■ PROVIDED INFORMATION:

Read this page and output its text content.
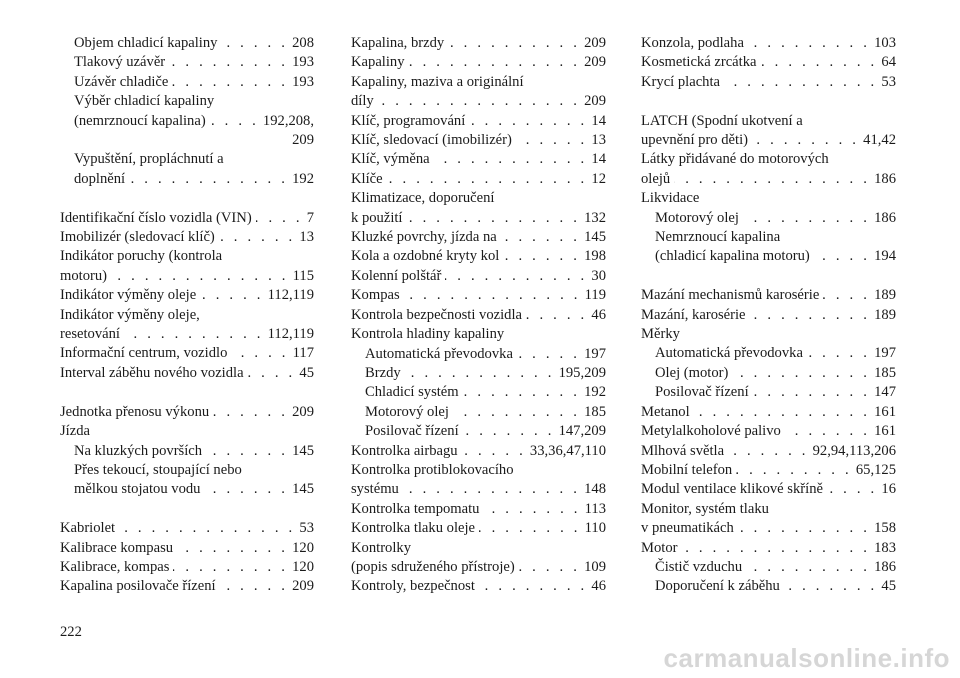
Objem chladicí kapaliny . . .	208
Tlakový uzávěr . . .	193
Uzávěr chladiče . . .	193
Výběr chladicí kapaliny
(nemrznoucí kapalina) . . .	192,208,
209
Vypuštění, propláchnutí a
doplnění . . .	192
Identifikační číslo vozidla (VIN) . . .	7
Imobilizér (sledovací klíč) . . .	13
Indikátor poruchy (kontrola
motoru) . . .	115
Indikátor výměny oleje . . .	112,119
Indikátor výměny oleje,
resetování . . .	112,119
Informační centrum, vozidlo . . .	117
Interval záběhu nového vozidla . . .	45
Jednotka přenosu výkonu . . .	209
Jízda
Na kluzkých površích . . .	145
Přes tekoucí, stoupající nebo
mělkou stojatou vodu . . .	145
Kabriolet . . .	53
Kalibrace kompasu . . .	120
Kalibrace, kompas . . .	120
Kapalina posilovače řízení . . .	209
Kapalina, brzdy . . .	209
Kapaliny . . .	209
Kapaliny, maziva a originální
díly . . .	209
Klíč, programování . . .	14
Klíč, sledovací (imobilizér) . . .	13
Klíč, výměna . . .	14
Klíče . . .	12
Klimatizace, doporučení
k použití . . .	132
Kluzké povrchy, jízda na . . .	145
Kola a ozdobné kryty kol . . .	198
Kolenní polštář . . .	30
Kompas . . .	119
Kontrola bezpečnosti vozidla . . .	46
Kontrola hladiny kapaliny
Automatická převodovka . . .	197
Brzdy . . .	195,209
Chladicí systém . . .	192
Motorový olej . . .	185
Posilovač řízení . . .	147,209
Kontrolka airbagu . . .	33,36,47,110
Kontrolka protiblokovacího
systému . . .	148
Kontrolka tempomatu . . .	113
Kontrolka tlaku oleje . . .	110
Kontrolky
(popis sdruženého přístroje) . . .	109
Kontroly, bezpečnost . . .	46
Konzola, podlaha . . .	103
Kosmetická zrcátka . . .	64
Krycí plachta . . .	53
LATCH (Spodní ukotvení a
upevnění pro děti) . . .	41,42
Látky přidávané do motorových
olejů . . .	186
Likvidace
Motorový olej . . .	186
Nemrznoucí kapalina
(chladicí kapalina motoru) . . .	194
Mazání mechanismů karosérie . . .	189
Mazání, karosérie . . .	189
Měrky
Automatická převodovka . . .	197
Olej (motor) . . .	185
Posilovač řízení . . .	147
Metanol . . .	161
Metylalkoholové palivo . . .	161
Mlhová světla . . .	92,94,113,206
Mobilní telefon . . .	65,125
Modul ventilace klikové skříně . . .	16
Monitor, systém tlaku
v pneumatikách . . .	158
Motor . . .	183
Čistič vzduchu . . .	186
Doporučení k záběhu . . .	45
222
carmanualsonline.info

■ EXERCISE AIM:
State, as a bare number, how many lines of the listing hold the word "tlaku".

■ RESPONSE TO THE TASK:
2